Task requirements =
Print the records exactly as given.

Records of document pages
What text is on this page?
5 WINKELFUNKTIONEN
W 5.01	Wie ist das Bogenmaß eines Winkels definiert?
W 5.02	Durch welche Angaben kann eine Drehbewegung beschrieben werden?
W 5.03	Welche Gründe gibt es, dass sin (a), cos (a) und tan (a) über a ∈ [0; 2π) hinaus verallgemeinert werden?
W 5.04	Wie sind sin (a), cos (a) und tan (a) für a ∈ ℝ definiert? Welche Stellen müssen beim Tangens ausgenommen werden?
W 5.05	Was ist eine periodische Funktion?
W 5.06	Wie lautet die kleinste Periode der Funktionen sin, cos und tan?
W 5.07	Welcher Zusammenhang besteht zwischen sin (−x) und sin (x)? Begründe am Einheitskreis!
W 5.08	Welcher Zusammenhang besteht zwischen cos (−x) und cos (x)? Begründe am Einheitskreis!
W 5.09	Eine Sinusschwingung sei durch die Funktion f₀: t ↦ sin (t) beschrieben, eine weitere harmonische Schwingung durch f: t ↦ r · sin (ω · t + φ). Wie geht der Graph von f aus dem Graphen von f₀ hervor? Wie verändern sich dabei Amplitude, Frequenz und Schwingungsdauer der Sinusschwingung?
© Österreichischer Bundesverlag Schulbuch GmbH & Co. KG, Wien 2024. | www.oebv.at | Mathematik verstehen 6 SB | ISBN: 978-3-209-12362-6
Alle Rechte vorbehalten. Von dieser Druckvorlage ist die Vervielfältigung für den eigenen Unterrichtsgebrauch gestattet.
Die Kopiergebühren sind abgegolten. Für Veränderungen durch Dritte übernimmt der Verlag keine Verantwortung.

Response =
What text is on this page?
5 WINKELFUNKTIONEN
W 5.01	Wie ist das Bogenmaß eines Winkels definiert?
W 5.02	Durch welche Angaben kann eine Drehbewegung beschrieben werden?
W 5.03	Welche Gründe gibt es, dass sin (a), cos (a) und tan (a) über a ∈ [0; 2π) hinaus verallgemeinert werden?
W 5.04	Wie sind sin (a), cos (a) und tan (a) für a ∈ ℝ definiert? Welche Stellen müssen beim Tangens ausgenommen werden?
W 5.05	Was ist eine periodische Funktion?
W 5.06	Wie lautet die kleinste Periode der Funktionen sin, cos und tan?
W 5.07	Welcher Zusammenhang besteht zwischen sin (−x) und sin (x)? Begründe am Einheitskreis!
W 5.08	Welcher Zusammenhang besteht zwischen cos (−x) und cos (x)? Begründe am Einheitskreis!
W 5.09	Eine Sinusschwingung sei durch die Funktion f₀: t ↦ sin (t) beschrieben, eine weitere harmonische Schwingung durch f: t ↦ r · sin (ω · t + φ). Wie geht der Graph von f aus dem Graphen von f₀ hervor? Wie verändern sich dabei Amplitude, Frequenz und Schwingungsdauer der Sinusschwingung?
© Österreichischer Bundesverlag Schulbuch GmbH & Co. KG, Wien 2024. | www.oebv.at | Mathematik verstehen 6 SB | ISBN: 978-3-209-12362-6
Alle Rechte vorbehalten. Von dieser Druckvorlage ist die Vervielfältigung für den eigenen Unterrichtsgebrauch gestattet.
Die Kopiergebühren sind abgegolten. Für Veränderungen durch Dritte übernimmt der Verlag keine Verantwortung.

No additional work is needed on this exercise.